>> begin Supplied records

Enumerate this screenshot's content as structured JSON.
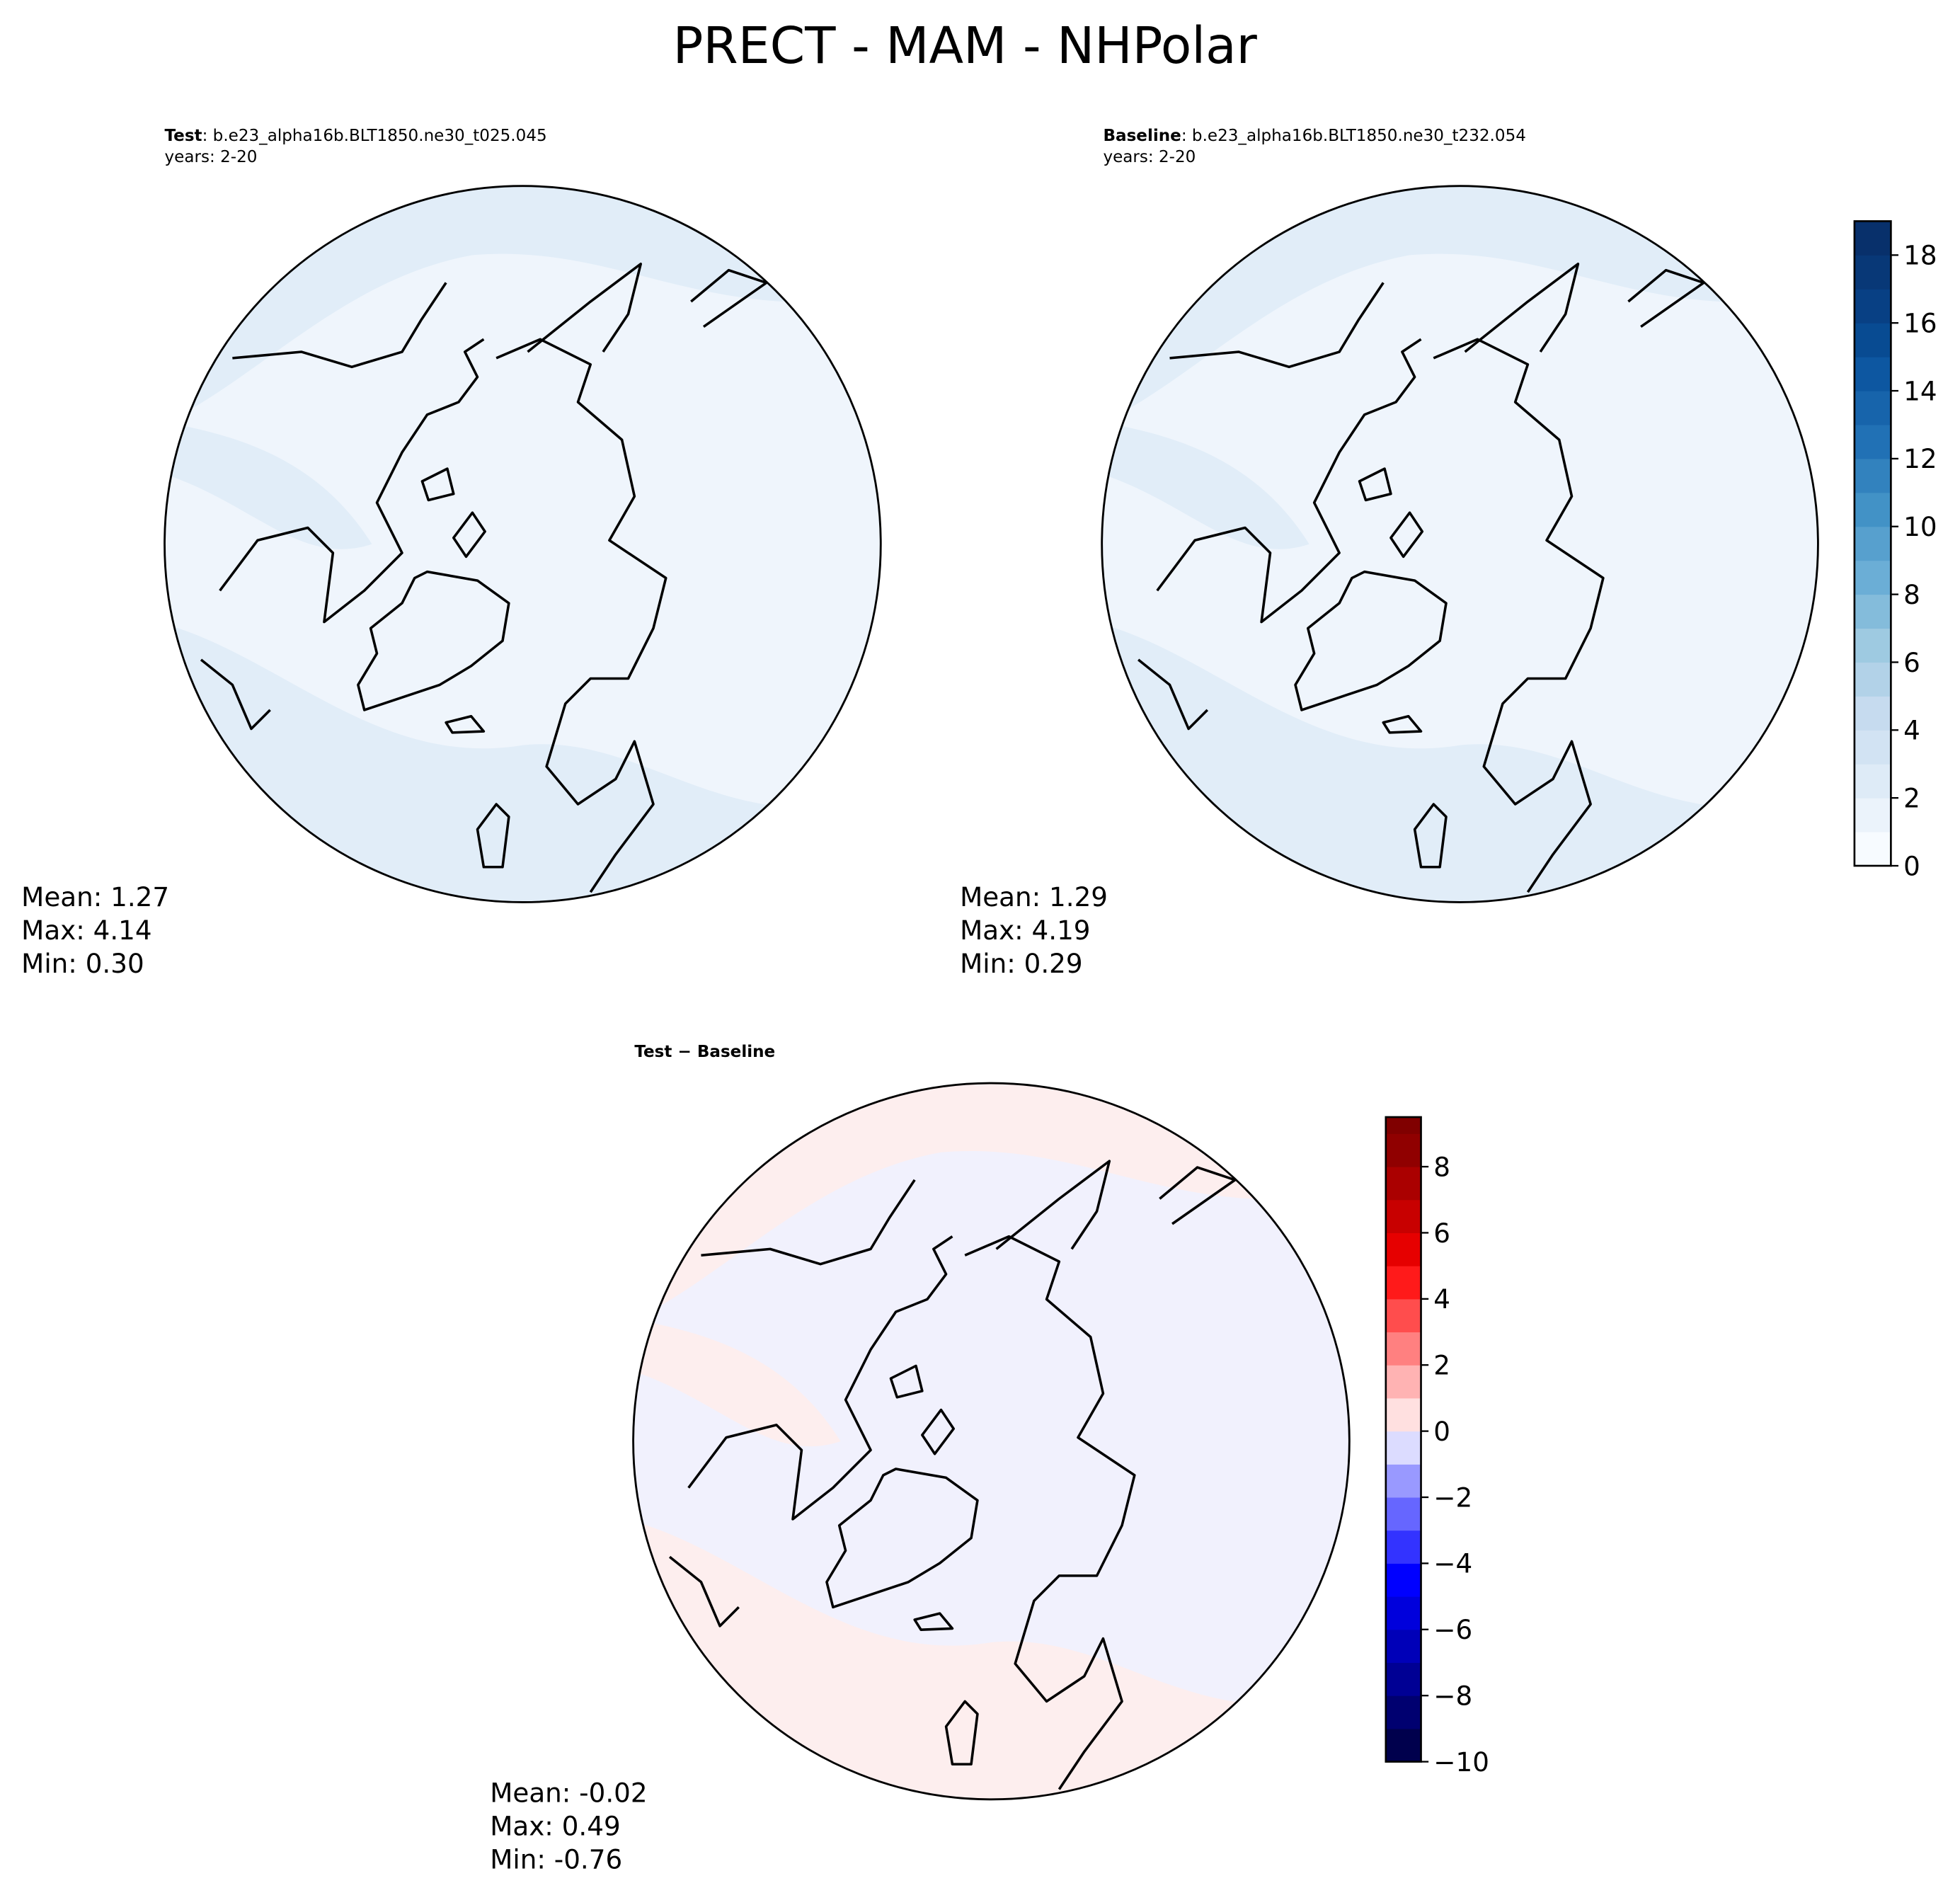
{
  "title": "PRECT - MAM - NHPolar",
  "chart_data": [
    {
      "type": "map",
      "title_bold": "Test",
      "title": ": b.e23_alpha16b.BLT1850.ne30_t025.045",
      "subtitle": "years: 2-20",
      "annotations": [
        "Mean:  1.27",
        "Max:  4.14",
        "Min:  0.30"
      ]
    },
    {
      "type": "map",
      "title_bold": "Baseline",
      "title": ": b.e23_alpha16b.BLT1850.ne30_t232.054",
      "subtitle": "years: 2-20",
      "annotations": [
        "Mean:  1.29",
        "Max:  4.19",
        "Min:  0.29"
      ],
      "colorbar": {
        "ylim": [
          0,
          19
        ],
        "yticks": [
          0,
          2,
          4,
          6,
          8,
          10,
          12,
          14,
          16,
          18
        ],
        "bins": [
          0,
          1,
          2,
          3,
          4,
          5,
          6,
          7,
          8,
          9,
          10,
          11,
          12,
          13,
          14,
          15,
          16,
          17,
          18,
          19
        ],
        "colors": [
          "#f7fbff",
          "#ebf3fb",
          "#deebf7",
          "#d2e3f3",
          "#c6dbef",
          "#b2d2e8",
          "#9ecae1",
          "#84bcdb",
          "#6baed6",
          "#57a0ce",
          "#4292c6",
          "#3282be",
          "#2171b5",
          "#1764ab",
          "#0d57a1",
          "#084b92",
          "#084084",
          "#083877",
          "#08306b"
        ]
      }
    },
    {
      "type": "map",
      "title_bold": "Test − Baseline",
      "annotations": [
        "Mean: -0.02",
        "Max:  0.49",
        "Min: -0.76"
      ],
      "colorbar": {
        "ylim": [
          -10,
          9.5
        ],
        "yticks": [
          {
            "value": -10,
            "label": "−10"
          },
          {
            "value": -8,
            "label": "−8"
          },
          {
            "value": -6,
            "label": "−6"
          },
          {
            "value": -4,
            "label": "−4"
          },
          {
            "value": -2,
            "label": "−2"
          },
          0,
          2,
          4,
          6,
          8
        ],
        "bins": [
          -10,
          -9,
          -8,
          -7,
          -6,
          -5,
          -4,
          -3,
          -2,
          -1,
          0,
          1,
          2,
          3,
          4,
          5,
          6,
          7,
          8,
          9,
          9.5
        ],
        "colors": [
          "#00004d",
          "#000070",
          "#000094",
          "#0000b8",
          "#0000dc",
          "#0000ff",
          "#3333ff",
          "#6666ff",
          "#9999ff",
          "#dcdcff",
          "#ffe0e0",
          "#ffb3b3",
          "#ff8080",
          "#ff4d4d",
          "#ff1a1a",
          "#e60000",
          "#c80000",
          "#aa0000",
          "#900000",
          "#800000"
        ]
      }
    }
  ]
}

>> end Supplied records

* **Exercise**
Give the count of lines holding the word "label", with no other words.

* **Written answer**
5